TASK GOAL —
Your task is to write out the complete listing exactly as it is shown.

MATERIALS PROVIDED —
------------------------

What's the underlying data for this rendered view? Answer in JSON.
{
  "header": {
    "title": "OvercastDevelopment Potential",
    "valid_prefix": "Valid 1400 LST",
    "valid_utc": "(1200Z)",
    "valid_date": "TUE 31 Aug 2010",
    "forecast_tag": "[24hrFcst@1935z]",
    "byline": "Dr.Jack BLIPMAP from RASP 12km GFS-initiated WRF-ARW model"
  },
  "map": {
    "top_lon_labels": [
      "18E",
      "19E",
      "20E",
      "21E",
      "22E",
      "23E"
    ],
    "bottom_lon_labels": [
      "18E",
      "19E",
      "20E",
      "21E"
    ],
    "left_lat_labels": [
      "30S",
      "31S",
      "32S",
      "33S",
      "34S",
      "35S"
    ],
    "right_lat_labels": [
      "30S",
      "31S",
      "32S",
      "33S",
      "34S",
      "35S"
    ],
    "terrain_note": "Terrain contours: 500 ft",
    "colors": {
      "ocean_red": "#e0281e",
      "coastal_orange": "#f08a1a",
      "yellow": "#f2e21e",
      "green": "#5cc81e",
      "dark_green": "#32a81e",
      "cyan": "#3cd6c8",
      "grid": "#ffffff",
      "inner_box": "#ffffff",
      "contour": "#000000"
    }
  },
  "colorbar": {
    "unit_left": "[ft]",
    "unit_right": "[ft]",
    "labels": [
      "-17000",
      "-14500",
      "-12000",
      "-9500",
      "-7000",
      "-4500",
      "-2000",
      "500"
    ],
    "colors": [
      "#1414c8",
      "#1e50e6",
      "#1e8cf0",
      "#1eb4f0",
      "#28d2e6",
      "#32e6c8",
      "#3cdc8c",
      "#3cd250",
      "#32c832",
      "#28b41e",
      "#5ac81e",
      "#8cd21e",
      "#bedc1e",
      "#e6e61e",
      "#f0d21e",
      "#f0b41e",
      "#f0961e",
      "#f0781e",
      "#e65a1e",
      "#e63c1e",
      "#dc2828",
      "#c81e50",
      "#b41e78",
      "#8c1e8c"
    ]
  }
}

------------------------

ANSWER TO THE PROBLEM —
What's the underlying data for this rendered view? Answer in JSON.
{
  "header": {
    "title": "OvercastDevelopment Potential",
    "valid_prefix": "Valid 1400 LST",
    "valid_utc": "(1200Z)",
    "valid_date": "TUE 31 Aug 2010",
    "forecast_tag": "[24hrFcst@1935z]",
    "byline": "Dr.Jack BLIPMAP from RASP 12km GFS-initiated WRF-ARW model"
  },
  "map": {
    "top_lon_labels": [
      "18E",
      "19E",
      "20E",
      "21E",
      "22E",
      "23E"
    ],
    "bottom_lon_labels": [
      "18E",
      "19E",
      "20E",
      "21E"
    ],
    "left_lat_labels": [
      "30S",
      "31S",
      "32S",
      "33S",
      "34S",
      "35S"
    ],
    "right_lat_labels": [
      "30S",
      "31S",
      "32S",
      "33S",
      "34S",
      "35S"
    ],
    "terrain_note": "Terrain contours: 500 ft",
    "colors": {
      "ocean_red": "#e0281e",
      "coastal_orange": "#f08a1a",
      "yellow": "#f2e21e",
      "green": "#5cc81e",
      "dark_green": "#32a81e",
      "cyan": "#3cd6c8",
      "grid": "#ffffff",
      "inner_box": "#ffffff",
      "contour": "#000000"
    }
  },
  "colorbar": {
    "unit_left": "[ft]",
    "unit_right": "[ft]",
    "labels": [
      "-17000",
      "-14500",
      "-12000",
      "-9500",
      "-7000",
      "-4500",
      "-2000",
      "500"
    ],
    "colors": [
      "#1414c8",
      "#1e50e6",
      "#1e8cf0",
      "#1eb4f0",
      "#28d2e6",
      "#32e6c8",
      "#3cdc8c",
      "#3cd250",
      "#32c832",
      "#28b41e",
      "#5ac81e",
      "#8cd21e",
      "#bedc1e",
      "#e6e61e",
      "#f0d21e",
      "#f0b41e",
      "#f0961e",
      "#f0781e",
      "#e65a1e",
      "#e63c1e",
      "#dc2828",
      "#c81e50",
      "#b41e78",
      "#8c1e8c"
    ]
  }
}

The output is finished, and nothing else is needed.